** begin **

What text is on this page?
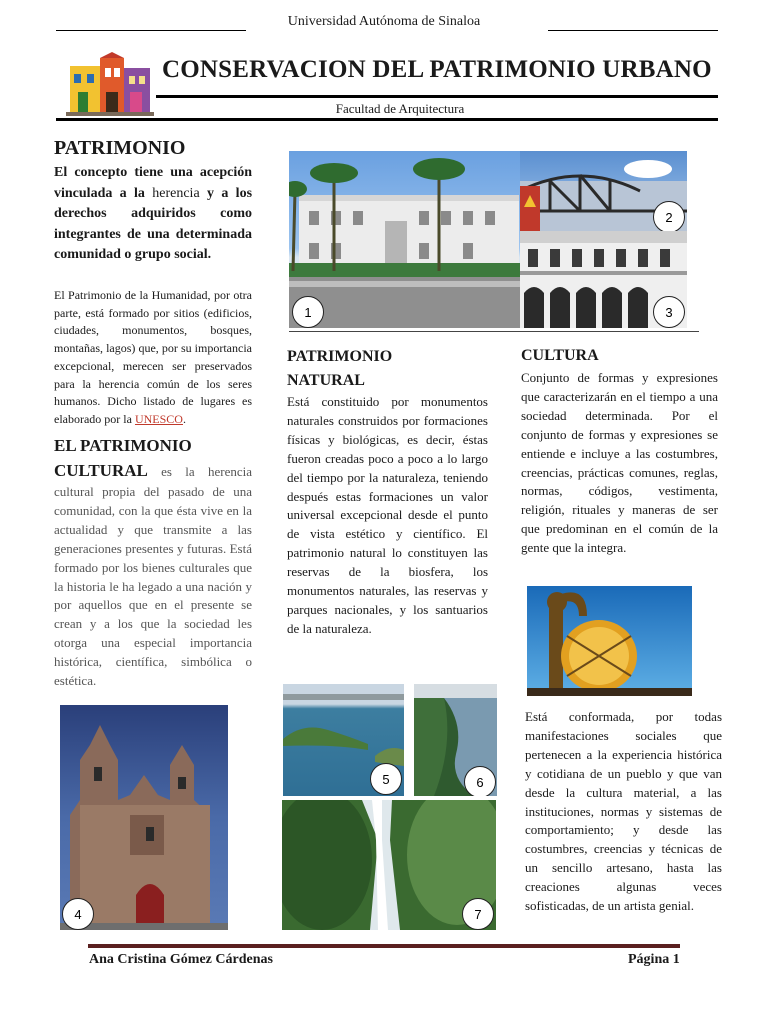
Universidad Autónoma de Sinaloa
CONSERVACION DEL PATRIMONIO URBANO
Facultad de Arquitectura
PATRIMONIO
El concepto tiene una acepción vinculada a la herencia y a los derechos adquiridos como integrantes de una determinada comunidad o grupo social.
El Patrimonio de la Humanidad, por otra parte, está formado por sitios (edificios, ciudades, monumentos, bosques, montañas, lagos) que, por su importancia excepcional, merecen ser preservados para la herencia común de los seres humanos. Dicho listado de lugares es elaborado por la UNESCO.
EL PATRIMONIO
CULTURAL es la herencia cultural propia del pasado de una comunidad, con la que ésta vive en la actualidad y que transmite a las generaciones presentes y futuras. Está formado por los bienes culturales que la historia le ha legado a una nación y por aquellos que en el presente se crean y a los que la sociedad les otorga una especial importancia histórica, científica, simbólica o estética.
4
1
2
3
PATRIMONIO
NATURAL

Está constituido por monumentos naturales construidos por formaciones físicas y biológicas, es decir, éstas fueron creadas poco a poco a lo largo del tiempo por la naturaleza, teniendo después estas formaciones un valor universal excepcional desde el punto de vista estético y científico. El patrimonio natural lo constituyen las reservas de la biosfera, los monumentos naturales, las reservas y parques nacionales, y los santuarios de la naturaleza.

5	6
7
CULTURA
Conjunto de formas y expresiones que caracterizarán en el tiempo a una sociedad determinada. Por el conjunto de formas y expresiones se entiende e incluye a las costumbres, creencias, prácticas comunes, reglas, normas, códigos, vestimenta, religión, rituales y maneras de ser que predominan en el común de la gente que la integra.
Está conformada, por todas manifestaciones sociales que pertenecen a la experiencia histórica y cotidiana de un pueblo y que van desde la cultura material, a las instituciones, normas y sistemas de comportamiento; y desde las costumbres, creencias y técnicas de un sencillo artesano, hasta las creaciones algunas veces sofisticadas, de un artista genial.
Ana Cristina Gómez Cárdenas	Página 1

** end **

EXERCISE DIRECTIONS →
Collect every line above that contains the word "tiempo".

REPLY →
Está constituido por monumentos naturales construidos por formaciones físicas y biológicas, es decir, éstas fueron creadas poco a poco a lo largo del tiempo por la naturaleza, teniendo después estas formaciones un valor universal excepcional desde el punto de vista estético y científico. El patrimonio natural lo constituyen las reservas de la biosfera, los monumentos naturales, las reservas y parques nacionales, y los santuarios de la naturaleza.
Conjunto de formas y expresiones que caracterizarán en el tiempo a una sociedad determinada. Por el conjunto de formas y expresiones se entiende e incluye a las costumbres, creencias, prácticas comunes, reglas, normas, códigos, vestimenta, religión, rituales y maneras de ser que predominan en el común de la gente que la integra.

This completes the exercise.